Take each line containing the word "structured" and copy it.

## MATERIAL FOR THIS TASK
┄┄┄┄┄┄┄┄┄┄
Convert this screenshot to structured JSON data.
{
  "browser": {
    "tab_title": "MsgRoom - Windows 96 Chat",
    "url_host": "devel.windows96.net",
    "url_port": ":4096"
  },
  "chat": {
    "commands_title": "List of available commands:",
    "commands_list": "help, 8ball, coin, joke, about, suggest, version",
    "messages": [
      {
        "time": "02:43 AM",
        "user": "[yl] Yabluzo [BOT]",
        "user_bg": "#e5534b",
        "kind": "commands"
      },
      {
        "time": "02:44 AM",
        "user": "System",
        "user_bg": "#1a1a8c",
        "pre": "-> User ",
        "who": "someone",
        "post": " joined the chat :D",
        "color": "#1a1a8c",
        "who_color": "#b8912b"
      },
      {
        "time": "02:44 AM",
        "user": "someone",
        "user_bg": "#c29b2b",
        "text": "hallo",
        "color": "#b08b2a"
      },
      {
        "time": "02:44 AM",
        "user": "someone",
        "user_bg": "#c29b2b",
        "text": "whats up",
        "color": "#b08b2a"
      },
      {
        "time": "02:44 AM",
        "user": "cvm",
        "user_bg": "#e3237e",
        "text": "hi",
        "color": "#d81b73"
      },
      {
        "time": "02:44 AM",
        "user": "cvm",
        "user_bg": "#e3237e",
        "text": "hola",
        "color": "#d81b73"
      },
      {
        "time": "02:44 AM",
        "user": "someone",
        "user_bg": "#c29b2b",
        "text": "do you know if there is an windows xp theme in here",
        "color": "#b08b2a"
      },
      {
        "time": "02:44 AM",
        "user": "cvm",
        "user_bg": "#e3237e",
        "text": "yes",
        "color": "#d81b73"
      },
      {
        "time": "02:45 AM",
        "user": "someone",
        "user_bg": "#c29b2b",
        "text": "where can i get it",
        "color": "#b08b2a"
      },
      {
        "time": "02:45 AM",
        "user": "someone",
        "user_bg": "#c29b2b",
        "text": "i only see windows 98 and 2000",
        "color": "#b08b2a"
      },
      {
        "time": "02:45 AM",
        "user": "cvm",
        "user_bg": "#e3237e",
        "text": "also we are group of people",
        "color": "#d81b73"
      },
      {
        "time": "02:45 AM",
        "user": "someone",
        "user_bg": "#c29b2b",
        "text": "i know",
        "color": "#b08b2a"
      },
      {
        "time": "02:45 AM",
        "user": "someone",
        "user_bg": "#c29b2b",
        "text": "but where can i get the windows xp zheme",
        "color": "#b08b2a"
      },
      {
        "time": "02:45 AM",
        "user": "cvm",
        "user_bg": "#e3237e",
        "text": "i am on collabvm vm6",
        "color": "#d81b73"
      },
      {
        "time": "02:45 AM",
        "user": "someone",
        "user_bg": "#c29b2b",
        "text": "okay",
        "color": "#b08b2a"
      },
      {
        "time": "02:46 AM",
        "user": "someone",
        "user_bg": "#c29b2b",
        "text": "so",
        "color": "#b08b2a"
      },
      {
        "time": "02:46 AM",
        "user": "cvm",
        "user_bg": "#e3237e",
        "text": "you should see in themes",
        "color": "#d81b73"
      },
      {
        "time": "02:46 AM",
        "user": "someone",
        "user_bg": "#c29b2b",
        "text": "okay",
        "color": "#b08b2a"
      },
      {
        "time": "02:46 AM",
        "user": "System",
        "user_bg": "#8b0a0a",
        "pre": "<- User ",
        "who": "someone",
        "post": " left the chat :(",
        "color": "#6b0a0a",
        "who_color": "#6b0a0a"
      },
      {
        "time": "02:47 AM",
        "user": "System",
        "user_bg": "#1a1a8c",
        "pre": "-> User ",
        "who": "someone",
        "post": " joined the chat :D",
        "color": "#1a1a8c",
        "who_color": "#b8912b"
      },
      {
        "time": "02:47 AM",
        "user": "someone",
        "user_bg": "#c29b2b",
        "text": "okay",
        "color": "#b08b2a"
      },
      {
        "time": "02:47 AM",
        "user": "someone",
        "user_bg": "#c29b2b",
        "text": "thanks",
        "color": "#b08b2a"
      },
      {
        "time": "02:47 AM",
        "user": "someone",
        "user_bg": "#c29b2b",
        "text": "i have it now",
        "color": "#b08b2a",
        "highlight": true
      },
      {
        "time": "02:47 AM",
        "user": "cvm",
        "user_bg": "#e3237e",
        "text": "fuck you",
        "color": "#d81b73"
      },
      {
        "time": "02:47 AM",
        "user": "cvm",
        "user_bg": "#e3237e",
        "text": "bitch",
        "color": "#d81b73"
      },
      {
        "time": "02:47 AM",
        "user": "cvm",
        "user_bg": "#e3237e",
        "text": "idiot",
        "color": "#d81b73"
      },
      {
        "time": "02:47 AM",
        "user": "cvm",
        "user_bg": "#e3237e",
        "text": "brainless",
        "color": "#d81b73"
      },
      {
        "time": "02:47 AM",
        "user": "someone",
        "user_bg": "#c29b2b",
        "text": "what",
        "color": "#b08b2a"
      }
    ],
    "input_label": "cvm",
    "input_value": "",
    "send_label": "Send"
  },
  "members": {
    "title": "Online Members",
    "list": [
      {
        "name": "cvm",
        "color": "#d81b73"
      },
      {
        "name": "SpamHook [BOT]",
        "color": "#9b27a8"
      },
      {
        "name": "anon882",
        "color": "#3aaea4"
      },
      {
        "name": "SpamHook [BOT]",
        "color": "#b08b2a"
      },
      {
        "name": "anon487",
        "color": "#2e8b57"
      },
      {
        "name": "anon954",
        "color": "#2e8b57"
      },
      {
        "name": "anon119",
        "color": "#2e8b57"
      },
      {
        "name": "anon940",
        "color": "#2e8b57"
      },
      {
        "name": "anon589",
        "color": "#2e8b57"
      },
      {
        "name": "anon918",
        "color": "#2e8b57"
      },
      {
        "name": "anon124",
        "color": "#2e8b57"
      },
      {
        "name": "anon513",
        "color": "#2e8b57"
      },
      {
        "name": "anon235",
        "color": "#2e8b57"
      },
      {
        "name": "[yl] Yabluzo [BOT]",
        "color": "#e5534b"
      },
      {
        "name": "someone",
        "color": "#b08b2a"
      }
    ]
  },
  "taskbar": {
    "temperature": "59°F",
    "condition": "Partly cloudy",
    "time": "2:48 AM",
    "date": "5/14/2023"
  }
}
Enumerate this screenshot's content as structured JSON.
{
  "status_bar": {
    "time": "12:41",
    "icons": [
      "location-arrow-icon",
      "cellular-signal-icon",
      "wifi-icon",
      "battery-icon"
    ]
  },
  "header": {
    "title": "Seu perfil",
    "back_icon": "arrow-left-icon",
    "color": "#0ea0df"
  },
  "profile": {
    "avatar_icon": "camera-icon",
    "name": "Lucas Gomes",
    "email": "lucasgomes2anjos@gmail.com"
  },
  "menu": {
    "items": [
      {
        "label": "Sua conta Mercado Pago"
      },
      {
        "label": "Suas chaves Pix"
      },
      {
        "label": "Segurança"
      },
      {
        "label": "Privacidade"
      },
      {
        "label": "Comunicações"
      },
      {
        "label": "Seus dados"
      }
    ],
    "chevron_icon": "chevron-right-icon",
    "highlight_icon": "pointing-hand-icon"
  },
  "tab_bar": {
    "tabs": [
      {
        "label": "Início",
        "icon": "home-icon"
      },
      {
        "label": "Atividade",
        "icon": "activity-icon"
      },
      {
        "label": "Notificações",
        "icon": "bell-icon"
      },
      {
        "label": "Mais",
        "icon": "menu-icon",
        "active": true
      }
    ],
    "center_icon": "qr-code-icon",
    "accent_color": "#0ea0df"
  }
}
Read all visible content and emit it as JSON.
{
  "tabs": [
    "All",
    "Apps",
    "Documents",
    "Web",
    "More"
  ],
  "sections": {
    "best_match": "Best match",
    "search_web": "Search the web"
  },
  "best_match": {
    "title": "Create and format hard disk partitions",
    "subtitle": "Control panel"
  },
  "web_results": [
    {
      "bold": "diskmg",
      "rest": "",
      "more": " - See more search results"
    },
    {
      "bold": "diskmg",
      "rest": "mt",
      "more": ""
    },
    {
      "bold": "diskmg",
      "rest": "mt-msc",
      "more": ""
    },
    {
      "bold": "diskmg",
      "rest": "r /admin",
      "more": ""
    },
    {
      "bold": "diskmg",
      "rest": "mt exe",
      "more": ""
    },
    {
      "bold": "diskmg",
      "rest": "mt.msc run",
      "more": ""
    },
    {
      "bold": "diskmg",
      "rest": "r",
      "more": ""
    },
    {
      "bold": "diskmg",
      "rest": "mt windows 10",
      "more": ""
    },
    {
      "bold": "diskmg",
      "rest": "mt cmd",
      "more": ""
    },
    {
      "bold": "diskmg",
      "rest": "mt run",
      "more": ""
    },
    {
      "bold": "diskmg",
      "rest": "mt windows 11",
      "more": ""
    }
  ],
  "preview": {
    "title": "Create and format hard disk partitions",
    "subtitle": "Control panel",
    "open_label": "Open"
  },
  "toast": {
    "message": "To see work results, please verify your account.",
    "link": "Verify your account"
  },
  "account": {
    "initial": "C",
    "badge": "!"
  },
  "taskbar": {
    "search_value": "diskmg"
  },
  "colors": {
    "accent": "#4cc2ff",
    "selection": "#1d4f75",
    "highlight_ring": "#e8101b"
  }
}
┄┄┄┄┄┄┄┄┄┄
## RESULT FOR THIS TASK
Convert this screenshot to structured JSON data.
Enumerate this screenshot's content as structured JSON.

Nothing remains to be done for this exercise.